## Task directions
Extract every line of the records below verbatim, leaving out the pictures.
>>>>
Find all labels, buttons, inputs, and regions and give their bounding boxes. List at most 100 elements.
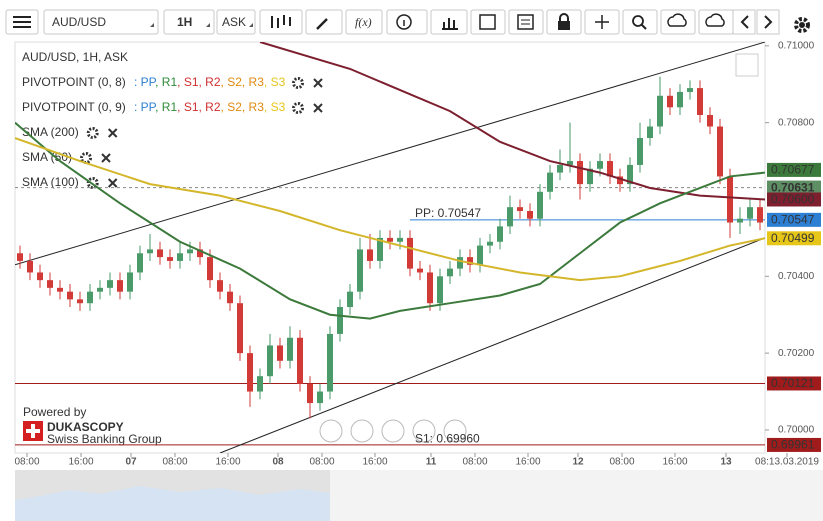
- calendar-button[interactable]: [470, 9, 506, 35]
- candle-body: [527, 211, 533, 219]
- level-badge: [767, 180, 821, 195]
- side: ASK: [222, 15, 246, 29]
- level-badge: [767, 212, 821, 227]
- x-tick-label: 08:00: [609, 457, 634, 468]
- candle-body: [467, 257, 473, 265]
- sma-line: [15, 121, 765, 320]
- candle-body: [737, 218, 743, 223]
- remove-icon[interactable]: [107, 128, 118, 138]
- candle-body: [27, 260, 33, 273]
- candle-body: [357, 249, 363, 292]
- gear-icon[interactable]: [292, 77, 304, 89]
- candle-body: [607, 161, 613, 177]
- remove-icon[interactable]: [107, 178, 118, 188]
- pivot-parts: : PP, R1, S1, R2, S2, R3, S3: [134, 75, 286, 89]
- candle-body: [237, 303, 243, 354]
- x-tick-label: 11: [426, 457, 437, 468]
- period-select[interactable]: 1H: [163, 9, 215, 35]
- candle-body: [347, 291, 353, 308]
- chart-type-button[interactable]: [259, 9, 303, 35]
- candle-body: [397, 237, 403, 242]
- crosshair-button[interactable]: [584, 9, 620, 35]
- remove-icon[interactable]: [313, 103, 323, 113]
- lock-button[interactable]: [546, 9, 582, 35]
- level-badge: [767, 437, 821, 452]
- zoom-button[interactable]: [622, 9, 658, 35]
- candle-body: [87, 291, 93, 304]
- gear-icon[interactable]: [86, 127, 99, 139]
- candle-body: [267, 345, 273, 377]
- candle-body: [677, 91, 683, 108]
- expand-button[interactable]: [735, 53, 759, 77]
- candle-body: [657, 95, 663, 127]
- fx-button[interactable]: f(x): [345, 9, 383, 35]
- x-tick-label: 13: [720, 457, 732, 468]
- gear-icon[interactable]: [86, 177, 99, 189]
- candle-body: [547, 172, 553, 192]
- symbol: AUD/USD: [52, 15, 106, 29]
- candle-body: [757, 207, 763, 223]
- pivot-name: PIVOTPOINT (0, 9): [22, 100, 126, 114]
- remove-icon[interactable]: [101, 153, 111, 163]
- navigator-area: [15, 486, 330, 521]
- pivot-part: , R2: [199, 100, 221, 114]
- level-label: 0.70677: [771, 163, 815, 177]
- x-tick-label: 16:00: [362, 457, 387, 468]
- gear-icon[interactable]: [292, 102, 304, 114]
- x-tick-label: 08:00: [162, 457, 187, 468]
- candle-body: [97, 287, 103, 292]
- side-select[interactable]: ASK: [216, 9, 256, 35]
- level-badge: [767, 192, 821, 207]
- candle-body: [557, 164, 563, 173]
- next-button[interactable]: [756, 9, 780, 35]
- nav-left[interactable]: [319, 419, 343, 443]
- candle-body: [647, 126, 653, 139]
- y-tick-label: 0.70800: [778, 117, 815, 128]
- remove-icon[interactable]: [313, 78, 323, 88]
- candle-body: [17, 253, 23, 261]
- volume-button[interactable]: [430, 9, 468, 35]
- candle-body: [597, 161, 603, 169]
- pivot-name: PIVOTPOINT (0, 8): [22, 75, 126, 89]
- nav-zoom-out[interactable]: [350, 419, 374, 443]
- prev-button[interactable]: [732, 9, 756, 35]
- candle-body: [147, 249, 153, 254]
- info-button[interactable]: [386, 9, 428, 35]
- candle-body: [107, 280, 113, 288]
- news-button[interactable]: [508, 9, 544, 35]
- settings-button[interactable]: [794, 17, 810, 33]
- download-button[interactable]: [698, 9, 734, 35]
- x-tick-label: 16:00: [215, 457, 240, 468]
- legend-entry: SMA (50): [22, 150, 72, 164]
- level-annotation: PP: 0.70547: [415, 206, 481, 220]
- candle-body: [137, 253, 143, 273]
- candle-body: [37, 272, 43, 281]
- upload-button[interactable]: [660, 9, 696, 35]
- candle-body: [387, 237, 393, 242]
- level-annotation: S1: 0.69960: [415, 431, 480, 445]
- candle-body: [67, 291, 73, 300]
- legend-entry: SMA (200): [22, 125, 79, 139]
- gear-icon[interactable]: [80, 152, 93, 164]
- sma-line: [15, 137, 765, 282]
- candle-body: [577, 161, 583, 185]
- legend-entry: SMA (100): [22, 175, 79, 189]
- level-label: 0.70121: [771, 376, 815, 390]
- x-tick-label: 16:00: [68, 457, 93, 468]
- nav-end[interactable]: [381, 419, 405, 443]
- pivot-part: , S1: [177, 100, 199, 114]
- level-label: 0.70600: [771, 192, 815, 206]
- pivot-part: , S3: [264, 75, 286, 89]
- candle-body: [587, 168, 593, 185]
- candle-body: [47, 280, 53, 288]
- level-label: 0.69961: [771, 438, 815, 452]
- symbol-select[interactable]: AUD/USD: [43, 9, 159, 35]
- menu-button[interactable]: [5, 9, 39, 35]
- x-tick-label: 16:00: [515, 457, 540, 468]
- draw-button[interactable]: [305, 9, 343, 35]
- candle-body: [447, 268, 453, 277]
- nav-right[interactable]: [443, 419, 467, 443]
- nav-zoom-in[interactable]: [412, 419, 436, 443]
- candle-body: [377, 237, 383, 261]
<<<<
## Response below
Find all labels, buttons, inputs, and regions and give their bounding boxes. List at most 100 elements.
- calendar-button[interactable]: [470, 9, 506, 35]
- candle-body: [527, 211, 533, 219]
- level-badge: [767, 180, 821, 195]
- side: ASK: [222, 15, 246, 29]
- level-badge: [767, 212, 821, 227]
- x-tick-label: 08:00: [609, 457, 634, 468]
- candle-body: [467, 257, 473, 265]
- sma-line: [15, 121, 765, 320]
- candle-body: [737, 218, 743, 223]
- remove-icon[interactable]: [107, 128, 118, 138]
- candle-body: [27, 260, 33, 273]
- candle-body: [357, 249, 363, 292]
- gear-icon[interactable]: [292, 77, 304, 89]
- candle-body: [607, 161, 613, 177]
- remove-icon[interactable]: [107, 178, 118, 188]
- pivot-parts: : PP, R1, S1, R2, S2, R3, S3: [134, 75, 286, 89]
- candle-body: [237, 303, 243, 354]
- x-tick-label: 11: [426, 457, 437, 468]
- period-select[interactable]: 1H: [163, 9, 215, 35]
- candle-body: [347, 291, 353, 308]
- chart-type-button[interactable]: [259, 9, 303, 35]
- candle-body: [397, 237, 403, 242]
- crosshair-button[interactable]: [584, 9, 620, 35]
- remove-icon[interactable]: [313, 103, 323, 113]
- lock-button[interactable]: [546, 9, 582, 35]
- level-badge: [767, 437, 821, 452]
- zoom-button[interactable]: [622, 9, 658, 35]
- candle-body: [87, 291, 93, 304]
- gear-icon[interactable]: [86, 127, 99, 139]
- candle-body: [267, 345, 273, 377]
- candle-body: [677, 91, 683, 108]
- expand-button[interactable]: [735, 53, 759, 77]
- candle-body: [657, 95, 663, 127]
- fx-button[interactable]: f(x): [345, 9, 383, 35]
- x-tick-label: 13: [720, 457, 732, 468]
- gear-icon[interactable]: [86, 177, 99, 189]
- candle-body: [547, 172, 553, 192]
- symbol: AUD/USD: [52, 15, 106, 29]
- candle-body: [757, 207, 763, 223]
- pivot-name: PIVOTPOINT (0, 9): [22, 100, 126, 114]
- remove-icon[interactable]: [101, 153, 111, 163]
- navigator-area: [15, 486, 330, 521]
- pivot-part: , R2: [199, 100, 221, 114]
- level-label: 0.70677: [771, 163, 815, 177]
- x-tick-label: 16:00: [362, 457, 387, 468]
- gear-icon[interactable]: [292, 102, 304, 114]
- x-tick-label: 08:00: [162, 457, 187, 468]
- candle-body: [97, 287, 103, 292]
- side-select[interactable]: ASK: [216, 9, 256, 35]
- level-badge: [767, 192, 821, 207]
- candle-body: [557, 164, 563, 173]
- next-button[interactable]: [756, 9, 780, 35]
- nav-left[interactable]: [319, 419, 343, 443]
- candle-body: [647, 126, 653, 139]
- y-tick-label: 0.70800: [778, 117, 815, 128]
- remove-icon[interactable]: [313, 78, 323, 88]
- candle-body: [17, 253, 23, 261]
- volume-button[interactable]: [430, 9, 468, 35]
- candle-body: [597, 161, 603, 169]
- pivot-name: PIVOTPOINT (0, 8): [22, 75, 126, 89]
- nav-zoom-out[interactable]: [350, 419, 374, 443]
- prev-button[interactable]: [732, 9, 756, 35]
- candle-body: [147, 249, 153, 254]
- info-button[interactable]: [386, 9, 428, 35]
- candle-body: [107, 280, 113, 288]
- news-button[interactable]: [508, 9, 544, 35]
- settings-button[interactable]: [794, 17, 810, 33]
- download-button[interactable]: [698, 9, 734, 35]
- x-tick-label: 16:00: [215, 457, 240, 468]
- legend-entry: SMA (50): [22, 150, 72, 164]
- level-annotation: PP: 0.70547: [415, 206, 481, 220]
- candle-body: [137, 253, 143, 273]
- candle-body: [37, 272, 43, 281]
- upload-button[interactable]: [660, 9, 696, 35]
- candle-body: [387, 237, 393, 242]
- level-annotation: S1: 0.69960: [415, 431, 480, 445]
- candle-body: [67, 291, 73, 300]
- legend-entry: SMA (200): [22, 125, 79, 139]
- gear-icon[interactable]: [80, 152, 93, 164]
- sma-line: [15, 137, 765, 282]
- candle-body: [577, 161, 583, 185]
- legend-entry: SMA (100): [22, 175, 79, 189]
- level-label: 0.70121: [771, 376, 815, 390]
- x-tick-label: 16:00: [68, 457, 93, 468]
- nav-end[interactable]: [381, 419, 405, 443]
- pivot-part: , S1: [177, 100, 199, 114]
- level-label: 0.70600: [771, 192, 815, 206]
- pivot-part: , S3: [264, 75, 286, 89]
- candle-body: [587, 168, 593, 185]
- candle-body: [47, 280, 53, 288]
- level-label: 0.69961: [771, 438, 815, 452]
- symbol-select[interactable]: AUD/USD: [43, 9, 159, 35]
- menu-button[interactable]: [5, 9, 39, 35]
- x-tick-label: 16:00: [515, 457, 540, 468]
- draw-button[interactable]: [305, 9, 343, 35]
- candle-body: [447, 268, 453, 277]
- nav-right[interactable]: [443, 419, 467, 443]
- nav-zoom-in[interactable]: [412, 419, 436, 443]
- candle-body: [377, 237, 383, 261]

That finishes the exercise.